» EXERCISE OBJECTIVE:
Rewrite the records from the beginning through the line containing "bookmark-icon (702, 1570, 738, 1632)", changing "Localize" to "Locate" and leaving everything else unchanged. Give only those lines.

(Stored entries)
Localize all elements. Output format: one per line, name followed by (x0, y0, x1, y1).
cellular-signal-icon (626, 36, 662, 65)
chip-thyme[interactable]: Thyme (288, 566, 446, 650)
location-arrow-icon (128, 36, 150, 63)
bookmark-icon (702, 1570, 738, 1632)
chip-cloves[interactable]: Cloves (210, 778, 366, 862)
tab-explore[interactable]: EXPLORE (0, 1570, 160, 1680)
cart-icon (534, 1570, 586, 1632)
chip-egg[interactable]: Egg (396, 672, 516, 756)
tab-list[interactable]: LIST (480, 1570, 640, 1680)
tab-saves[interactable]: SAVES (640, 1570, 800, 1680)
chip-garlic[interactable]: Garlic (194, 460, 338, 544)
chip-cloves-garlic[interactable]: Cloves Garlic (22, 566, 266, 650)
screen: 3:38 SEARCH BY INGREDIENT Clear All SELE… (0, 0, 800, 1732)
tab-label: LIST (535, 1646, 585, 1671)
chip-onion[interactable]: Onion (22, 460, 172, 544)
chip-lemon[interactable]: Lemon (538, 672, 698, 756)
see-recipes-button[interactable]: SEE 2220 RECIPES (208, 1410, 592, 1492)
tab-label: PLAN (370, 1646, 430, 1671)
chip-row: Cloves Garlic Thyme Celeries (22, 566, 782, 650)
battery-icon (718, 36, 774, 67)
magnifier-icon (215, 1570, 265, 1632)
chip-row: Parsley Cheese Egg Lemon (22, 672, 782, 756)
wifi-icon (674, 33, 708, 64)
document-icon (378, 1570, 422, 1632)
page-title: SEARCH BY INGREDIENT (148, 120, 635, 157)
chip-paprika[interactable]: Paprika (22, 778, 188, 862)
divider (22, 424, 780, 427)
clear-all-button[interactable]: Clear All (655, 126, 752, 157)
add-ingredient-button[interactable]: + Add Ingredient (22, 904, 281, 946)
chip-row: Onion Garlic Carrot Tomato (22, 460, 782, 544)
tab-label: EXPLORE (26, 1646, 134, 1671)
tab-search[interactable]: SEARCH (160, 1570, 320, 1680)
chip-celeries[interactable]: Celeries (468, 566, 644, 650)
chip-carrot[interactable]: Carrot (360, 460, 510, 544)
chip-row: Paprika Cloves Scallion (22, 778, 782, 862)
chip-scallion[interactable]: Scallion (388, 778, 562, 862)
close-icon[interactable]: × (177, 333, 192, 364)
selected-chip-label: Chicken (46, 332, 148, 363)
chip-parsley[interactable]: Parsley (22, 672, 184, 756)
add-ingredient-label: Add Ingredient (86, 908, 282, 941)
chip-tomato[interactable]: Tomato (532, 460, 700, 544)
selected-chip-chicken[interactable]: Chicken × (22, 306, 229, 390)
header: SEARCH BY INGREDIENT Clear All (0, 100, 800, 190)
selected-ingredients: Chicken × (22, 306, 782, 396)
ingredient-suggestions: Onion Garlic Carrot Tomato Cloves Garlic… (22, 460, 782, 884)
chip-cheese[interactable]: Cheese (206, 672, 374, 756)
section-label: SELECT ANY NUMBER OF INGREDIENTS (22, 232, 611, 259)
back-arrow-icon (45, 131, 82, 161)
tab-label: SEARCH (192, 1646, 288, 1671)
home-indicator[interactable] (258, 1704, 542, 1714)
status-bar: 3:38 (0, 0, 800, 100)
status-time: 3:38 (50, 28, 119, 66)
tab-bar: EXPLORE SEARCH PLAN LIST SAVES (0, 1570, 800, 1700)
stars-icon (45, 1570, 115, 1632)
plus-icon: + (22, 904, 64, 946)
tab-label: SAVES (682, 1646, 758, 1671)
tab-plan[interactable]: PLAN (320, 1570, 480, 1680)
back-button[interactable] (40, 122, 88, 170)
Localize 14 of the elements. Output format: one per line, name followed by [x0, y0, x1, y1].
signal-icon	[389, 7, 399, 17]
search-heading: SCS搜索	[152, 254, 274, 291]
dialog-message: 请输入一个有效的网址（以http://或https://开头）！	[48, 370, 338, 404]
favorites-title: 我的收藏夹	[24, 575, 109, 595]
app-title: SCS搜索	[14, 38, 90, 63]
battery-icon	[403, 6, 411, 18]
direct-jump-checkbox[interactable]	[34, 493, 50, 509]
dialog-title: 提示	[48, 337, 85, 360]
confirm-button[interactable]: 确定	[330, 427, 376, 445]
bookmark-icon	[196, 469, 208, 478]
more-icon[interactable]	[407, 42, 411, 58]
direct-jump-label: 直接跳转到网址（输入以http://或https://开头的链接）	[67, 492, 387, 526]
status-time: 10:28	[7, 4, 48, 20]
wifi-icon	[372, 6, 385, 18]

» THE OUTPUT:
Locate all elements. Output format: one per line, name followed by (x0, y0, x1, y1).
cellular-signal-icon (626, 36, 662, 65)
chip-thyme[interactable]: Thyme (288, 566, 446, 650)
location-arrow-icon (128, 36, 150, 63)
bookmark-icon (702, 1570, 738, 1632)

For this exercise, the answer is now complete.